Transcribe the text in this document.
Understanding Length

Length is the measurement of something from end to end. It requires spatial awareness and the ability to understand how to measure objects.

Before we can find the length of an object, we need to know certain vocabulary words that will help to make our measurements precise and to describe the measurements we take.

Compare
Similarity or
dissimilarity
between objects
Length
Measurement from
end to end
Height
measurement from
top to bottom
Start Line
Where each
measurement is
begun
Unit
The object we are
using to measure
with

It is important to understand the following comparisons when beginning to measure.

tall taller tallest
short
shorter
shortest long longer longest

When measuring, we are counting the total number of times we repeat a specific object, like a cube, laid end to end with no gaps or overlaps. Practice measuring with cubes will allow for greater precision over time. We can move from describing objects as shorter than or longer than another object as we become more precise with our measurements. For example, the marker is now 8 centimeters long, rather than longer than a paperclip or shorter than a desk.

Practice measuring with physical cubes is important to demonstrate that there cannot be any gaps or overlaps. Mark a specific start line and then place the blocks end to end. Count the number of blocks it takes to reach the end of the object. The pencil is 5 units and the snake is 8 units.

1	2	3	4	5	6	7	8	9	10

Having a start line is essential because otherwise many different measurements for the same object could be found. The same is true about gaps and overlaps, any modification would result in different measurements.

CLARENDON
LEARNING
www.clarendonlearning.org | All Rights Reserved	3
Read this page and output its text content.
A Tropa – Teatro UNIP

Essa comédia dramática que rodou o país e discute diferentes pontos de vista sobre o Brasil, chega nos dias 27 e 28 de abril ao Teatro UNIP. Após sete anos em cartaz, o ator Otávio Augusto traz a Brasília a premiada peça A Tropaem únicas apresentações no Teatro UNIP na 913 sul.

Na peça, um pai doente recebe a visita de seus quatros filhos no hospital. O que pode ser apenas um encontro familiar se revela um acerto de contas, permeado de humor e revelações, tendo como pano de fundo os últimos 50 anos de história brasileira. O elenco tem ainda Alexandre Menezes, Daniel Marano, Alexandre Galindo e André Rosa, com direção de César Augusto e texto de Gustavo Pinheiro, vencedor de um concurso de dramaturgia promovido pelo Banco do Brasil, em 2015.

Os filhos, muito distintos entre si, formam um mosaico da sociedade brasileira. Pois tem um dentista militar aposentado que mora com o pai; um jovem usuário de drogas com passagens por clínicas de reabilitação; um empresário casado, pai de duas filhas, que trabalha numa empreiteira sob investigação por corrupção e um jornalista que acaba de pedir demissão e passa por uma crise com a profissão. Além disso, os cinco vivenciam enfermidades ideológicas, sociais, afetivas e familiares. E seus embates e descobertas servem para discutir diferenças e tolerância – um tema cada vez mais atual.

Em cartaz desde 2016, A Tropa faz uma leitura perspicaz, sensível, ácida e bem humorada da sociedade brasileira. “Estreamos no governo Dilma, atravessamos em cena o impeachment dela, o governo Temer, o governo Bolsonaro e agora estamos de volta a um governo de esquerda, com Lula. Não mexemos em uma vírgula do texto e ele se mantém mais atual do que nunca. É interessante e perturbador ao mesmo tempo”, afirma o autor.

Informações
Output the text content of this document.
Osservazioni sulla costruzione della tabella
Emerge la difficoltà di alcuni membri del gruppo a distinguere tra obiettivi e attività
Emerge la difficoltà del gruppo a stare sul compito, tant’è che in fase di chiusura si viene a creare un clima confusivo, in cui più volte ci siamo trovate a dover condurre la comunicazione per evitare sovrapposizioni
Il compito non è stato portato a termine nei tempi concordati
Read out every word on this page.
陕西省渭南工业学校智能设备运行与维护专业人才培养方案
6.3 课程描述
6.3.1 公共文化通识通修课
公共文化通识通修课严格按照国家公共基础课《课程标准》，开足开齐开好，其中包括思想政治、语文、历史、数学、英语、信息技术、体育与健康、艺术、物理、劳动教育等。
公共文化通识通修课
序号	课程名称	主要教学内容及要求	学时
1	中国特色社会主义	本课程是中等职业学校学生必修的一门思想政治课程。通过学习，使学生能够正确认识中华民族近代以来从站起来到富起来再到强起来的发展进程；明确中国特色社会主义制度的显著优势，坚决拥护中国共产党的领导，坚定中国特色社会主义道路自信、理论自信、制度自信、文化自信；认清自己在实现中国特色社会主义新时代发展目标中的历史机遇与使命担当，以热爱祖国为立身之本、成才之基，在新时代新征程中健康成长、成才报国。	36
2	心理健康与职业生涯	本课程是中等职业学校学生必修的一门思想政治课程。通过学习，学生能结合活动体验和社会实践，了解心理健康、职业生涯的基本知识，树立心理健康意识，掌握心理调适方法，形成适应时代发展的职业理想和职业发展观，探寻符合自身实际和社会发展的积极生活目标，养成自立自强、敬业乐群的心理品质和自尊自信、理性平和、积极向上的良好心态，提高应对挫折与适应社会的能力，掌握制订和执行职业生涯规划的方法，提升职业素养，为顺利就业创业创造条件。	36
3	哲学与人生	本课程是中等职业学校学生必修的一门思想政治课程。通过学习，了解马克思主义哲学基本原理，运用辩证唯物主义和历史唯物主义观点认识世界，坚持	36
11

▸ Written task:
Reproduce the entries above in full, verbatim.

▸ Worked answer:
Transcribe the text in this document.
Understanding Length

Length is the measurement of something from end to end. It requires spatial awareness and the ability to understand how to measure objects.

Before we can find the length of an object, we need to know certain vocabulary words that will help to make our measurements precise and to describe the measurements we take.

Compare
Similarity or
dissimilarity
between objects
Length
Measurement from
end to end
Height
measurement from
top to bottom
Start Line
Where each
measurement is
begun
Unit
The object we are
using to measure
with

It is important to understand the following comparisons when beginning to measure.

tall taller tallest
short
shorter
shortest long longer longest

When measuring, we are counting the total number of times we repeat a specific object, like a cube, laid end to end with no gaps or overlaps. Practice measuring with cubes will allow for greater precision over time. We can move from describing objects as shorter than or longer than another object as we become more precise with our measurements. For example, the marker is now 8 centimeters long, rather than longer than a paperclip or shorter than a desk.

Practice measuring with physical cubes is important to demonstrate that there cannot be any gaps or overlaps. Mark a specific start line and then place the blocks end to end. Count the number of blocks it takes to reach the end of the object. The pencil is 5 units and the snake is 8 units.

1	2	3	4	5	6	7	8	9	10

Having a start line is essential because otherwise many different measurements for the same object could be found. The same is true about gaps and overlaps, any modification would result in different measurements.

CLARENDON
LEARNING
www.clarendonlearning.org | All Rights Reserved	3
Read this page and output its text content.
A Tropa – Teatro UNIP

Essa comédia dramática que rodou o país e discute diferentes pontos de vista sobre o Brasil, chega nos dias 27 e 28 de abril ao Teatro UNIP. Após sete anos em cartaz, o ator Otávio Augusto traz a Brasília a premiada peça A Tropaem únicas apresentações no Teatro UNIP na 913 sul.

Na peça, um pai doente recebe a visita de seus quatros filhos no hospital. O que pode ser apenas um encontro familiar se revela um acerto de contas, permeado de humor e revelações, tendo como pano de fundo os últimos 50 anos de história brasileira. O elenco tem ainda Alexandre Menezes, Daniel Marano, Alexandre Galindo e André Rosa, com direção de César Augusto e texto de Gustavo Pinheiro, vencedor de um concurso de dramaturgia promovido pelo Banco do Brasil, em 2015.

Os filhos, muito distintos entre si, formam um mosaico da sociedade brasileira. Pois tem um dentista militar aposentado que mora com o pai; um jovem usuário de drogas com passagens por clínicas de reabilitação; um empresário casado, pai de duas filhas, que trabalha numa empreiteira sob investigação por corrupção e um jornalista que acaba de pedir demissão e passa por uma crise com a profissão. Além disso, os cinco vivenciam enfermidades ideológicas, sociais, afetivas e familiares. E seus embates e descobertas servem para discutir diferenças e tolerância – um tema cada vez mais atual.

Em cartaz desde 2016, A Tropa faz uma leitura perspicaz, sensível, ácida e bem humorada da sociedade brasileira. “Estreamos no governo Dilma, atravessamos em cena o impeachment dela, o governo Temer, o governo Bolsonaro e agora estamos de volta a um governo de esquerda, com Lula. Não mexemos em uma vírgula do texto e ele se mantém mais atual do que nunca. É interessante e perturbador ao mesmo tempo”, afirma o autor.

Informações
Output the text content of this document.
Osservazioni sulla costruzione della tabella
Emerge la difficoltà di alcuni membri del gruppo a distinguere tra obiettivi e attività
Emerge la difficoltà del gruppo a stare sul compito, tant’è che in fase di chiusura si viene a creare un clima confusivo, in cui più volte ci siamo trovate a dover condurre la comunicazione per evitare sovrapposizioni
Il compito non è stato portato a termine nei tempi concordati
Read out every word on this page.
陕西省渭南工业学校智能设备运行与维护专业人才培养方案
6.3 课程描述
6.3.1 公共文化通识通修课
公共文化通识通修课严格按照国家公共基础课《课程标准》，开足开齐开好，其中包括思想政治、语文、历史、数学、英语、信息技术、体育与健康、艺术、物理、劳动教育等。
公共文化通识通修课
序号	课程名称	主要教学内容及要求	学时
1	中国特色社会主义	本课程是中等职业学校学生必修的一门思想政治课程。通过学习，使学生能够正确认识中华民族近代以来从站起来到富起来再到强起来的发展进程；明确中国特色社会主义制度的显著优势，坚决拥护中国共产党的领导，坚定中国特色社会主义道路自信、理论自信、制度自信、文化自信；认清自己在实现中国特色社会主义新时代发展目标中的历史机遇与使命担当，以热爱祖国为立身之本、成才之基，在新时代新征程中健康成长、成才报国。	36
2	心理健康与职业生涯	本课程是中等职业学校学生必修的一门思想政治课程。通过学习，学生能结合活动体验和社会实践，了解心理健康、职业生涯的基本知识，树立心理健康意识，掌握心理调适方法，形成适应时代发展的职业理想和职业发展观，探寻符合自身实际和社会发展的积极生活目标，养成自立自强、敬业乐群的心理品质和自尊自信、理性平和、积极向上的良好心态，提高应对挫折与适应社会的能力，掌握制订和执行职业生涯规划的方法，提升职业素养，为顺利就业创业创造条件。	36
3	哲学与人生	本课程是中等职业学校学生必修的一门思想政治课程。通过学习，了解马克思主义哲学基本原理，运用辩证唯物主义和历史唯物主义观点认识世界，坚持	36
11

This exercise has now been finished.